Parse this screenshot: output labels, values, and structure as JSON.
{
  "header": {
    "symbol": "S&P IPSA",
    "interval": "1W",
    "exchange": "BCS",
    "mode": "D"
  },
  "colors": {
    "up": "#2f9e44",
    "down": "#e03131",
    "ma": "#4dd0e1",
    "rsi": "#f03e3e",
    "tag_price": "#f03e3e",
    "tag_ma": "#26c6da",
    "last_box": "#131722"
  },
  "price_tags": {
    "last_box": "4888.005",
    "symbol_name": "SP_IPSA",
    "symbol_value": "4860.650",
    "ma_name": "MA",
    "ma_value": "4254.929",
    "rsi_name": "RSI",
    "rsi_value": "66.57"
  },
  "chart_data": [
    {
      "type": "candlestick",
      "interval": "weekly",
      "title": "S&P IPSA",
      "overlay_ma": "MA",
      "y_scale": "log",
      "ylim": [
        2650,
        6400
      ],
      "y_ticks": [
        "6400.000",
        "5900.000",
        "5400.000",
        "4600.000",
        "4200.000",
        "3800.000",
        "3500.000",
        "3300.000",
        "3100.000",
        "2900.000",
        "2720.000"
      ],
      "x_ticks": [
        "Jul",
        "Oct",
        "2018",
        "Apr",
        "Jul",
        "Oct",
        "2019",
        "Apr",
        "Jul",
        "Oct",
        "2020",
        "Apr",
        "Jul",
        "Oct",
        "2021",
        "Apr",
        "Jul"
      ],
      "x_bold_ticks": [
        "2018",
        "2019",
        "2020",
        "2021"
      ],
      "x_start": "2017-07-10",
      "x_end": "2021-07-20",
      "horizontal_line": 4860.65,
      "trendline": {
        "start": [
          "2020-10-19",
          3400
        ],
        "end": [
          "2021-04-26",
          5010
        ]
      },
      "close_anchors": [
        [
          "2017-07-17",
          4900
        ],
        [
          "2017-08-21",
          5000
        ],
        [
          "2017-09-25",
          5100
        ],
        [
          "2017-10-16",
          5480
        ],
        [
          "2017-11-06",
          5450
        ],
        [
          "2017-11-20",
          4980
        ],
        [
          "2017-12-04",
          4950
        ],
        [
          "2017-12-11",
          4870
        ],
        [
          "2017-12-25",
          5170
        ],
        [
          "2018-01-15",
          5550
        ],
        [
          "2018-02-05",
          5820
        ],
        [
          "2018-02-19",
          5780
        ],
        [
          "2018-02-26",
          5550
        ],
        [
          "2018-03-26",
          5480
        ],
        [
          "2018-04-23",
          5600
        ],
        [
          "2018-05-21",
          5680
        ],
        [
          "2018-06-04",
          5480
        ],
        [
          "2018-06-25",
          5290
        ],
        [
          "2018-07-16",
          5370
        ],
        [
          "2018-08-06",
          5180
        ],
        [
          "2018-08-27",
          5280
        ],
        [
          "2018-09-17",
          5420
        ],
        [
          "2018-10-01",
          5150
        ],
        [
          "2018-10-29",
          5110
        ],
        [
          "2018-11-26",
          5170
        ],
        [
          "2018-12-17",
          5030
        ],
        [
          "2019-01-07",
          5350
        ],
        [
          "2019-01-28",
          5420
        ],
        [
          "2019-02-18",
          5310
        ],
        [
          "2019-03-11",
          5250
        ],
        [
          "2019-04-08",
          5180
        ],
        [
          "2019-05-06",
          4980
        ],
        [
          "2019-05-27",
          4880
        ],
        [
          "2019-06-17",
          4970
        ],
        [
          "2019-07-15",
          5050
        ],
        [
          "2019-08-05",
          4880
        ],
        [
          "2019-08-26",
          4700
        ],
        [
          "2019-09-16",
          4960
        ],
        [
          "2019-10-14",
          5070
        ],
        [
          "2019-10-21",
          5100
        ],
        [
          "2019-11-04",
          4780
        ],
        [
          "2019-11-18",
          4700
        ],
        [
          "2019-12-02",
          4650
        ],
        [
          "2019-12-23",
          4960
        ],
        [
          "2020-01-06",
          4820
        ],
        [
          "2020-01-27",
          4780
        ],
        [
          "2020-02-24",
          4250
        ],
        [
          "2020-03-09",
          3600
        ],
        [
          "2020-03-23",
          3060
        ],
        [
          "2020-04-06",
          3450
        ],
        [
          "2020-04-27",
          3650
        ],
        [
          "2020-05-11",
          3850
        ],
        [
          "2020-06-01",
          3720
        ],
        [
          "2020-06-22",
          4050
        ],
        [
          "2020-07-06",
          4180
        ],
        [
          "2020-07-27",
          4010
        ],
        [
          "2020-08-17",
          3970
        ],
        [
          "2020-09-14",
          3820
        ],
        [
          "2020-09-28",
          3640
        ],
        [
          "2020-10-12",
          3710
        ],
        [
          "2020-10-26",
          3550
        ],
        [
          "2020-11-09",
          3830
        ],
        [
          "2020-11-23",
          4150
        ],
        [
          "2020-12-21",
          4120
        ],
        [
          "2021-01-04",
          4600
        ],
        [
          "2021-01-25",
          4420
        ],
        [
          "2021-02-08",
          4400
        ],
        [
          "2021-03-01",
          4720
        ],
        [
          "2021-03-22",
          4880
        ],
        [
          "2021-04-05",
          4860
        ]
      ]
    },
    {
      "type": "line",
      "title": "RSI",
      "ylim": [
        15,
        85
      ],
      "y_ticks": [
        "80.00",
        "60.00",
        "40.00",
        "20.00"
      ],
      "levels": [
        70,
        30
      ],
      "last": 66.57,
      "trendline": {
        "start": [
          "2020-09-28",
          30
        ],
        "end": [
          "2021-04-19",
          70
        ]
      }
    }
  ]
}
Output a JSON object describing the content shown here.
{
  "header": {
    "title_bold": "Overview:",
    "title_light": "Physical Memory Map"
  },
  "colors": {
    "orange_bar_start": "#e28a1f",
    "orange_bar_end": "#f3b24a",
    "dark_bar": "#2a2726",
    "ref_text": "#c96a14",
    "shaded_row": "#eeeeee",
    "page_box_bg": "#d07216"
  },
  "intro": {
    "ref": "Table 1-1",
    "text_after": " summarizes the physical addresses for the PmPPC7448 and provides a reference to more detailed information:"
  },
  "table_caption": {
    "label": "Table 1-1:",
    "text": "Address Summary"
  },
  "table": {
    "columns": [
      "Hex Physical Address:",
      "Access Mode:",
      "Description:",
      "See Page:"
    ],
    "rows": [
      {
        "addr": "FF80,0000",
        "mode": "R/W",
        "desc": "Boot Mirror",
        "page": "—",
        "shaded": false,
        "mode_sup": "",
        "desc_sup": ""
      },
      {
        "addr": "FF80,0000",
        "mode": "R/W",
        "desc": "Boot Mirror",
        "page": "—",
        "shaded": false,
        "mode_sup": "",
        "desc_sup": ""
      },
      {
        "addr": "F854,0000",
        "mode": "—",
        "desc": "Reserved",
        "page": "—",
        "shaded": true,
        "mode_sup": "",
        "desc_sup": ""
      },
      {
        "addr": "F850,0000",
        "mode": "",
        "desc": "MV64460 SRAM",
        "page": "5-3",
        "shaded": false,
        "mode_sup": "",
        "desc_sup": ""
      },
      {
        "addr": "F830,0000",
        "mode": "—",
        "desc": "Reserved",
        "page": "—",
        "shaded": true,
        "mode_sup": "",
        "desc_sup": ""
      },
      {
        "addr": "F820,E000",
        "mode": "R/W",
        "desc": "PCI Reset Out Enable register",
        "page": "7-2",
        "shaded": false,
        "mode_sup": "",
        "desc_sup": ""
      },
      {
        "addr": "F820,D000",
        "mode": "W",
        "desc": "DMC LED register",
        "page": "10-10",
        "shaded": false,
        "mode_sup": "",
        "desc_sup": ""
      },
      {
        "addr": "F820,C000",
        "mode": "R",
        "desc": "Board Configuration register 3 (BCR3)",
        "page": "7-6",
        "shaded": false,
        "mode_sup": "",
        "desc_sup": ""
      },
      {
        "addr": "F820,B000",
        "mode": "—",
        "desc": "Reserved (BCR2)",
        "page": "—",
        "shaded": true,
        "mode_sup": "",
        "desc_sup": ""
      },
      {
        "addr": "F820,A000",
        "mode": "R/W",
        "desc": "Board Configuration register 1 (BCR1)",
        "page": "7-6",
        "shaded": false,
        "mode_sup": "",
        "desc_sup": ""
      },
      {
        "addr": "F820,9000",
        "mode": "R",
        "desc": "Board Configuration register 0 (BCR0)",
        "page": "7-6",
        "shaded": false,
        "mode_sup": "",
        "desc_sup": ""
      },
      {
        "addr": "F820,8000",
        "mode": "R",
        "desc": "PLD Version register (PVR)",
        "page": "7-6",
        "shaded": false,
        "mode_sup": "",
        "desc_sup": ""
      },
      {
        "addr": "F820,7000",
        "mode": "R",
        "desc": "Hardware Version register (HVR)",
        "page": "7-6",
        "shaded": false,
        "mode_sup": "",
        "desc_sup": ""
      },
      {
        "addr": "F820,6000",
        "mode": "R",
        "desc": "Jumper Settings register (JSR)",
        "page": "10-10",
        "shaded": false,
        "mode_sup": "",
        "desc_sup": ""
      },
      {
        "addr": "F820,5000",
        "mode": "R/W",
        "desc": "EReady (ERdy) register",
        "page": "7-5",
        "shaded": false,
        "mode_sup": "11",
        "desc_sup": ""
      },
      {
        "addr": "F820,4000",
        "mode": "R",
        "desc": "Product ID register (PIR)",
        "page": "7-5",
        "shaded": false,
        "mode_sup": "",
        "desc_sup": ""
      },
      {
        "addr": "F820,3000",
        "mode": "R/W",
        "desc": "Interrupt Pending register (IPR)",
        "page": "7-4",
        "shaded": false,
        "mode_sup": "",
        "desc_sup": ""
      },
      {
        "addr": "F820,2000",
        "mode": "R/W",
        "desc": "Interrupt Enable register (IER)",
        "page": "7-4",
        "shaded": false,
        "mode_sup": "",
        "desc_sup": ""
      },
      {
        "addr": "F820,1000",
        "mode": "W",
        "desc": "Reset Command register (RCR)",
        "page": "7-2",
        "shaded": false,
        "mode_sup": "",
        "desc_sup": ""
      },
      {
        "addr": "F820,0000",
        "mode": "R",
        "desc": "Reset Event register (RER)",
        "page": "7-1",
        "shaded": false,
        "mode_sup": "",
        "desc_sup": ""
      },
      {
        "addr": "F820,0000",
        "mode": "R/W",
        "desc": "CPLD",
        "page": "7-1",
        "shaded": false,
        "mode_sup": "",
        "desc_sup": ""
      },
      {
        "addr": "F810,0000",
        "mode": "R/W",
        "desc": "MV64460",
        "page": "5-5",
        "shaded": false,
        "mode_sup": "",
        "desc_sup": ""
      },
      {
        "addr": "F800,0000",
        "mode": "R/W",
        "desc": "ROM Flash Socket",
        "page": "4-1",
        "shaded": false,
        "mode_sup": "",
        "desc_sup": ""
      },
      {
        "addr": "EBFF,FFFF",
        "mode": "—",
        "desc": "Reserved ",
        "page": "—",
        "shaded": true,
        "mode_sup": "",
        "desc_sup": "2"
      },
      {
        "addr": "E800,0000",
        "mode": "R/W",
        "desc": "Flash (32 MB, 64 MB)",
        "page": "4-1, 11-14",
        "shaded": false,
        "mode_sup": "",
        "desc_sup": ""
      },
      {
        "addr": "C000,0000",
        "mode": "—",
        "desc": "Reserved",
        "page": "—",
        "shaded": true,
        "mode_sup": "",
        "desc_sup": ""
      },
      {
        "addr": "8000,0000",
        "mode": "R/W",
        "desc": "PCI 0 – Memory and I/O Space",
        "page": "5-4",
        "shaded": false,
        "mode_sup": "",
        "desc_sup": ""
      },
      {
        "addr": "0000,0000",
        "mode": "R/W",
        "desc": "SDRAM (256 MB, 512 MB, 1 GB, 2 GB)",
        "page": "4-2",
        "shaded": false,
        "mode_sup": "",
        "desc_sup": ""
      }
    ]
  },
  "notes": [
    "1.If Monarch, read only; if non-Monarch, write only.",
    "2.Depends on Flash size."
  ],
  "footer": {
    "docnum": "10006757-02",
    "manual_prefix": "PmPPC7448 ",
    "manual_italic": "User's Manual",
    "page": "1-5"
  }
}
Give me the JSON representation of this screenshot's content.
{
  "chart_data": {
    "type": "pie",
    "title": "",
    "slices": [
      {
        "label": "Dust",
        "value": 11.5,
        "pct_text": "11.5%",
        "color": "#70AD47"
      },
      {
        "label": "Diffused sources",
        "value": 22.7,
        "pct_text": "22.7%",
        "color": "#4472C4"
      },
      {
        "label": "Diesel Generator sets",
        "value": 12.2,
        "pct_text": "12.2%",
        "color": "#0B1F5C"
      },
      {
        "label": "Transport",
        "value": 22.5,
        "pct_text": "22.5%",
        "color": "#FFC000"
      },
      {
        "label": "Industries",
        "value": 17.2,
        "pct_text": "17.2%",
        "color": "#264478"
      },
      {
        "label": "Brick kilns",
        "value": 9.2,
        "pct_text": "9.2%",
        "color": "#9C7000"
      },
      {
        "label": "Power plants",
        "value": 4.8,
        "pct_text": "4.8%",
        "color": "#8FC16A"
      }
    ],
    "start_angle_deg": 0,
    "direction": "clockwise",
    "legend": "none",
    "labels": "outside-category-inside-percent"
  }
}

#### Set exercise
Identify every line above that includes the word "Version", and show those lines.

#### Written response
        "desc": "PLD Version register (PVR)",
        "desc": "Hardware Version register (HVR)",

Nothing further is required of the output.